# Stored data:
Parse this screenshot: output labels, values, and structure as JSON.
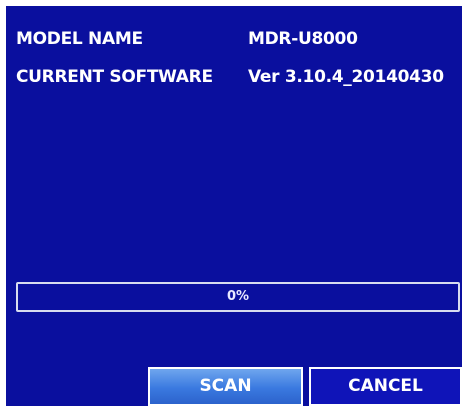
{
  "info": {
    "model_label": "MODEL NAME",
    "model_value": "MDR-U8000",
    "software_label": "CURRENT SOFTWARE",
    "software_value": "Ver 3.10.4_20140430"
  },
  "progress": {
    "percent": 0,
    "text": "0%"
  },
  "buttons": {
    "scan_label": "SCAN",
    "cancel_label": "CANCEL"
  },
  "colors": {
    "background": "#0a0f9e",
    "scan_button": "#3a79e0",
    "cancel_button": "#0f14b8",
    "text": "#ffffff"
  }
}
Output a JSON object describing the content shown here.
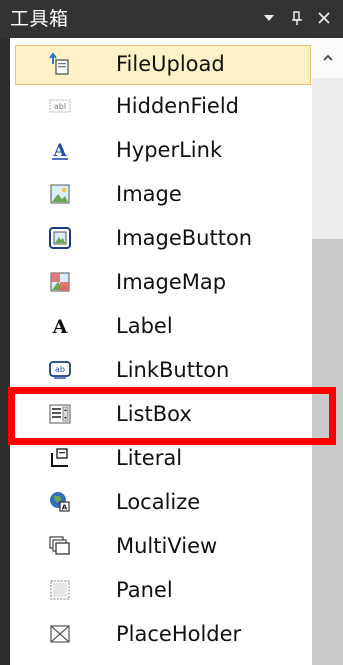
{
  "window": {
    "title": "工具箱"
  },
  "toolbar_buttons": [
    {
      "icon": "dropdown-arrow-icon"
    },
    {
      "icon": "pin-icon"
    },
    {
      "icon": "close-icon"
    }
  ],
  "items": [
    {
      "label": "FileUpload",
      "icon": "file-upload-icon",
      "selected": true
    },
    {
      "label": "HiddenField",
      "icon": "hidden-field-icon",
      "selected": false
    },
    {
      "label": "HyperLink",
      "icon": "hyperlink-icon",
      "selected": false
    },
    {
      "label": "Image",
      "icon": "image-icon",
      "selected": false
    },
    {
      "label": "ImageButton",
      "icon": "image-button-icon",
      "selected": false
    },
    {
      "label": "ImageMap",
      "icon": "image-map-icon",
      "selected": false
    },
    {
      "label": "Label",
      "icon": "label-icon",
      "selected": false
    },
    {
      "label": "LinkButton",
      "icon": "link-button-icon",
      "selected": false
    },
    {
      "label": "ListBox",
      "icon": "list-box-icon",
      "selected": false
    },
    {
      "label": "Literal",
      "icon": "literal-icon",
      "selected": false
    },
    {
      "label": "Localize",
      "icon": "localize-icon",
      "selected": false
    },
    {
      "label": "MultiView",
      "icon": "multiview-icon",
      "selected": false
    },
    {
      "label": "Panel",
      "icon": "panel-icon",
      "selected": false
    },
    {
      "label": "PlaceHolder",
      "icon": "placeholder-icon",
      "selected": false
    }
  ],
  "colors": {
    "selection_bg": "#fff1c7",
    "selection_border": "#efc16b",
    "highlight": "#ff0000",
    "window_bg": "#2d2d2d"
  }
}
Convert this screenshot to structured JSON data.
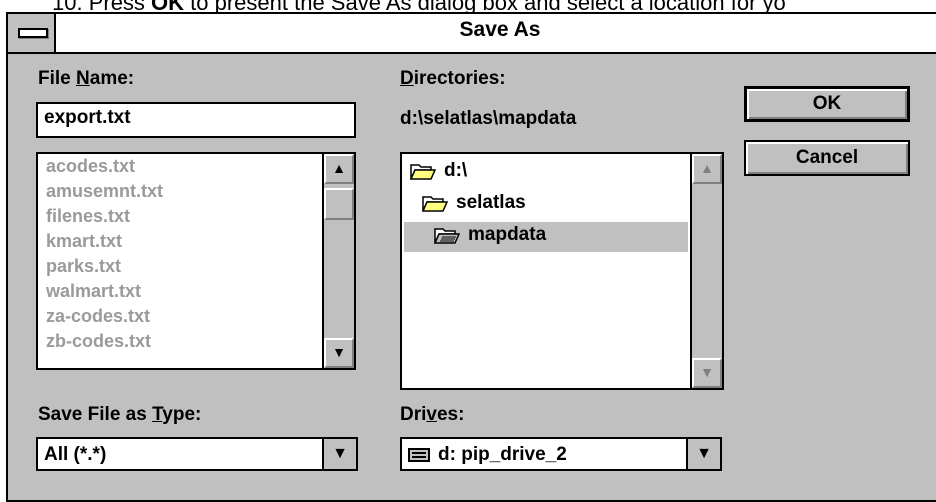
{
  "caption": {
    "prefix": "10. Press ",
    "bold": "OK",
    "suffix": " to present the Save As dialog box and select a location for yo"
  },
  "dialog": {
    "title": "Save As",
    "file_name": {
      "label_pre": "File ",
      "label_u": "N",
      "label_post": "ame:",
      "value": "export.txt",
      "files": [
        "acodes.txt",
        "amusemnt.txt",
        "filenes.txt",
        "kmart.txt",
        "parks.txt",
        "walmart.txt",
        "za-codes.txt",
        "zb-codes.txt"
      ]
    },
    "directories": {
      "label_u": "D",
      "label_post": "irectories:",
      "current_path": "d:\\selatlas\\mapdata",
      "items": [
        "d:\\",
        "selatlas",
        "mapdata"
      ]
    },
    "save_type": {
      "label_pre": "Save File as ",
      "label_u": "T",
      "label_post": "ype:",
      "value": "All (*.*)"
    },
    "drives": {
      "label_pre": "Dri",
      "label_u": "v",
      "label_post": "es:",
      "value": "d: pip_drive_2"
    },
    "buttons": {
      "ok": "OK",
      "cancel": "Cancel"
    },
    "icons": {
      "up": "arrow-up-icon",
      "down": "arrow-down-icon",
      "folder_open": "folder-open-icon",
      "drive": "drive-icon"
    }
  }
}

# What you have to do:
Output the entries above exactly. Drop the pictures.

# Solution to this exercise:
Parse this screenshot: output labels, values, and structure as JSON.
{
  "info": {
    "model_label": "MODEL NAME",
    "model_value": "MDR-U8000",
    "software_label": "CURRENT SOFTWARE",
    "software_value": "Ver 3.10.4_20140430"
  },
  "progress": {
    "percent": 0,
    "text": "0%"
  },
  "buttons": {
    "scan_label": "SCAN",
    "cancel_label": "CANCEL"
  },
  "colors": {
    "background": "#0a0f9e",
    "scan_button": "#3a79e0",
    "cancel_button": "#0f14b8",
    "text": "#ffffff"
  }
}
Output a JSON object describing the content shown here.
{
  "window": {
    "title": "工具箱"
  },
  "toolbar_buttons": [
    {
      "icon": "dropdown-arrow-icon"
    },
    {
      "icon": "pin-icon"
    },
    {
      "icon": "close-icon"
    }
  ],
  "items": [
    {
      "label": "FileUpload",
      "icon": "file-upload-icon",
      "selected": true
    },
    {
      "label": "HiddenField",
      "icon": "hidden-field-icon",
      "selected": false
    },
    {
      "label": "HyperLink",
      "icon": "hyperlink-icon",
      "selected": false
    },
    {
      "label": "Image",
      "icon": "image-icon",
      "selected": false
    },
    {
      "label": "ImageButton",
      "icon": "image-button-icon",
      "selected": false
    },
    {
      "label": "ImageMap",
      "icon": "image-map-icon",
      "selected": false
    },
    {
      "label": "Label",
      "icon": "label-icon",
      "selected": false
    },
    {
      "label": "LinkButton",
      "icon": "link-button-icon",
      "selected": false
    },
    {
      "label": "ListBox",
      "icon": "list-box-icon",
      "selected": false
    },
    {
      "label": "Literal",
      "icon": "literal-icon",
      "selected": false
    },
    {
      "label": "Localize",
      "icon": "localize-icon",
      "selected": false
    },
    {
      "label": "MultiView",
      "icon": "multiview-icon",
      "selected": false
    },
    {
      "label": "Panel",
      "icon": "panel-icon",
      "selected": false
    },
    {
      "label": "PlaceHolder",
      "icon": "placeholder-icon",
      "selected": false
    }
  ],
  "colors": {
    "selection_bg": "#fff1c7",
    "selection_border": "#efc16b",
    "highlight": "#ff0000",
    "window_bg": "#2d2d2d"
  }
}
Convert this screenshot to structured JSON data.
{
  "caption": {
    "prefix": "10. Press ",
    "bold": "OK",
    "suffix": " to present the Save As dialog box and select a location for yo"
  },
  "dialog": {
    "title": "Save As",
    "file_name": {
      "label_pre": "File ",
      "label_u": "N",
      "label_post": "ame:",
      "value": "export.txt",
      "files": [
        "acodes.txt",
        "amusemnt.txt",
        "filenes.txt",
        "kmart.txt",
        "parks.txt",
        "walmart.txt",
        "za-codes.txt",
        "zb-codes.txt"
      ]
    },
    "directories": {
      "label_u": "D",
      "label_post": "irectories:",
      "current_path": "d:\\selatlas\\mapdata",
      "items": [
        "d:\\",
        "selatlas",
        "mapdata"
      ]
    },
    "save_type": {
      "label_pre": "Save File as ",
      "label_u": "T",
      "label_post": "ype:",
      "value": "All (*.*)"
    },
    "drives": {
      "label_pre": "Dri",
      "label_u": "v",
      "label_post": "es:",
      "value": "d: pip_drive_2"
    },
    "buttons": {
      "ok": "OK",
      "cancel": "Cancel"
    },
    "icons": {
      "up": "arrow-up-icon",
      "down": "arrow-down-icon",
      "folder_open": "folder-open-icon",
      "drive": "drive-icon"
    }
  }
}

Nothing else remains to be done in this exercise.